##### EXERCISE MATERIALS
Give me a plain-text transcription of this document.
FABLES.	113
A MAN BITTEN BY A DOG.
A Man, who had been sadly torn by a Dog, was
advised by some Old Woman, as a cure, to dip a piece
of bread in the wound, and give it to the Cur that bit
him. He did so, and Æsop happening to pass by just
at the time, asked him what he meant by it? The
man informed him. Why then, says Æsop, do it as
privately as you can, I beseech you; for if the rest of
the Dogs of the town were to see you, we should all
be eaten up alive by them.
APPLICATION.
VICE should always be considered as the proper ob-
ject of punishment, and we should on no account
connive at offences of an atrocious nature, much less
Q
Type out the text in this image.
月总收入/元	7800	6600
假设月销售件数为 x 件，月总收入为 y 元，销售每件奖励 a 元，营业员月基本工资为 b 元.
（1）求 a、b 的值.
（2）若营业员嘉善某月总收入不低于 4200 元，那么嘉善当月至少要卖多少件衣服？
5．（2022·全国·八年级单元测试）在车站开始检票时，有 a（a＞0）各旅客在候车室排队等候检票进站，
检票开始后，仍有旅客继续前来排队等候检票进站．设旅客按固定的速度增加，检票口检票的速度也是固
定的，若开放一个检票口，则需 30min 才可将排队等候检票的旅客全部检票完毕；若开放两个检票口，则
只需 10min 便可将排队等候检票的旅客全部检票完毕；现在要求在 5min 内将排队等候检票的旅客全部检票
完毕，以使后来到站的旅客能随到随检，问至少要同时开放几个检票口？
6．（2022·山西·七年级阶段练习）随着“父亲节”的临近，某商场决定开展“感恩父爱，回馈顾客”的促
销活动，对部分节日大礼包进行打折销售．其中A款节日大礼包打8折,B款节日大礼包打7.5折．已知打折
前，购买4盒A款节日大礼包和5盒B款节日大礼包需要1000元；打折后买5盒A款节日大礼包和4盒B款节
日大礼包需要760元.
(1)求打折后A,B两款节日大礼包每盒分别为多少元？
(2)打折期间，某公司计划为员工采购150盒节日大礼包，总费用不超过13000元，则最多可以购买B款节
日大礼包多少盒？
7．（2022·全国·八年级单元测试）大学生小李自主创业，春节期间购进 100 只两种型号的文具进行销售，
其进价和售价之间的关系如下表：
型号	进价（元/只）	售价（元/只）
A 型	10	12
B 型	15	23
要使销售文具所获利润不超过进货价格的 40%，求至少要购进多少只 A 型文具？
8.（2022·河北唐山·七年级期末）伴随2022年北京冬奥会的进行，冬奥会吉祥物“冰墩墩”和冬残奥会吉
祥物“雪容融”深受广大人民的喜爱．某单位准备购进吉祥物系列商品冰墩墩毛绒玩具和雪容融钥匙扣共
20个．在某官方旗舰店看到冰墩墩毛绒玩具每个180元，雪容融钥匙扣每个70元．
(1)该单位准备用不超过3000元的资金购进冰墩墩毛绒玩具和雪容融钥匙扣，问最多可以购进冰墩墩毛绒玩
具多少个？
##########
● **DIRECTION**: Set every line of the listing down word for word.

● **ANSWER TO THIS TASK**:
Give me a plain-text transcription of this document.
FABLES.	113
A MAN BITTEN BY A DOG.
A Man, who had been sadly torn by a Dog, was
advised by some Old Woman, as a cure, to dip a piece
of bread in the wound, and give it to the Cur that bit
him. He did so, and Æsop happening to pass by just
at the time, asked him what he meant by it? The
man informed him. Why then, says Æsop, do it as
privately as you can, I beseech you; for if the rest of
the Dogs of the town were to see you, we should all
be eaten up alive by them.
APPLICATION.
VICE should always be considered as the proper ob-
ject of punishment, and we should on no account
connive at offences of an atrocious nature, much less
Q
Type out the text in this image.
月总收入/元	7800	6600
假设月销售件数为 x 件，月总收入为 y 元，销售每件奖励 a 元，营业员月基本工资为 b 元.
（1）求 a、b 的值.
（2）若营业员嘉善某月总收入不低于 4200 元，那么嘉善当月至少要卖多少件衣服？
5．（2022·全国·八年级单元测试）在车站开始检票时，有 a（a＞0）各旅客在候车室排队等候检票进站，
检票开始后，仍有旅客继续前来排队等候检票进站．设旅客按固定的速度增加，检票口检票的速度也是固
定的，若开放一个检票口，则需 30min 才可将排队等候检票的旅客全部检票完毕；若开放两个检票口，则
只需 10min 便可将排队等候检票的旅客全部检票完毕；现在要求在 5min 内将排队等候检票的旅客全部检票
完毕，以使后来到站的旅客能随到随检，问至少要同时开放几个检票口？
6．（2022·山西·七年级阶段练习）随着“父亲节”的临近，某商场决定开展“感恩父爱，回馈顾客”的促
销活动，对部分节日大礼包进行打折销售．其中A款节日大礼包打8折,B款节日大礼包打7.5折．已知打折
前，购买4盒A款节日大礼包和5盒B款节日大礼包需要1000元；打折后买5盒A款节日大礼包和4盒B款节
日大礼包需要760元.
(1)求打折后A,B两款节日大礼包每盒分别为多少元？
(2)打折期间，某公司计划为员工采购150盒节日大礼包，总费用不超过13000元，则最多可以购买B款节
日大礼包多少盒？
7．（2022·全国·八年级单元测试）大学生小李自主创业，春节期间购进 100 只两种型号的文具进行销售，
其进价和售价之间的关系如下表：
型号	进价（元/只）	售价（元/只）
A 型	10	12
B 型	15	23
要使销售文具所获利润不超过进货价格的 40%，求至少要购进多少只 A 型文具？
8.（2022·河北唐山·七年级期末）伴随2022年北京冬奥会的进行，冬奥会吉祥物“冰墩墩”和冬残奥会吉
祥物“雪容融”深受广大人民的喜爱．某单位准备购进吉祥物系列商品冰墩墩毛绒玩具和雪容融钥匙扣共
20个．在某官方旗舰店看到冰墩墩毛绒玩具每个180元，雪容融钥匙扣每个70元．
(1)该单位准备用不超过3000元的资金购进冰墩墩毛绒玩具和雪容融钥匙扣，问最多可以购进冰墩墩毛绒玩
具多少个？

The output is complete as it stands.